• Supplied records
####################
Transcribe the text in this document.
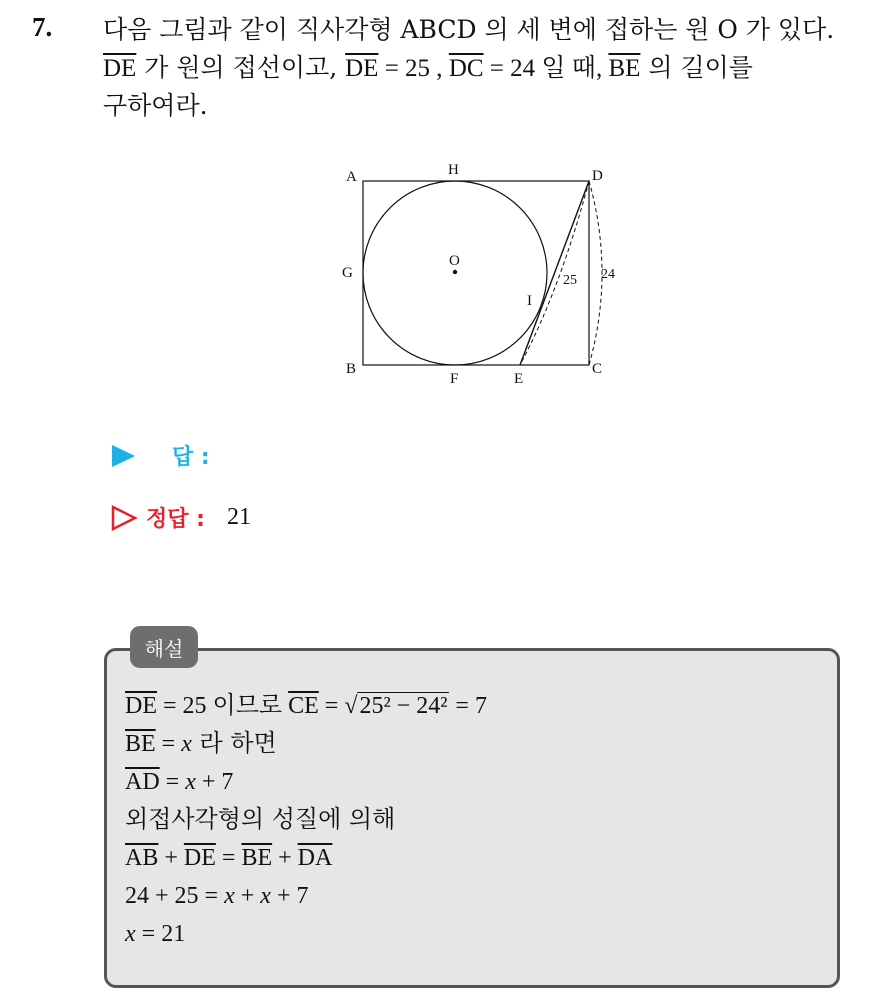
7. 다음 그림과 같이 직사각형 ABCD 의 세 변에 접하는 원 O 가 있다.
$\overline{DE}$ 가 원의 접선이고, $\overline{DE} = 25$ , $\overline{DC} = 24$ 일 때, $\overline{BE}$ 의 길이를
구하여라.
A	H	D
G
O
I
B
F	E
C
25 24
답 :
정답 : 21
해설
$\overline{DE} = 25$ 이므로 $\overline{CE} = √25^2 - 24^2 = 7$
$\overline{BE} = x$ 라 하면
$\overline{AD} = x + 7$
외접사각형의 성질에 의해
$\overline{AB} + \overline{DE} = \overline{BE} + \overline{DA}$
24 + 25 = x + x + 7
x = 21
####################
• What the exercise asks
Go through the material above and count the lines that contain "overline"; answer with the number alone.

• Finished exercise
5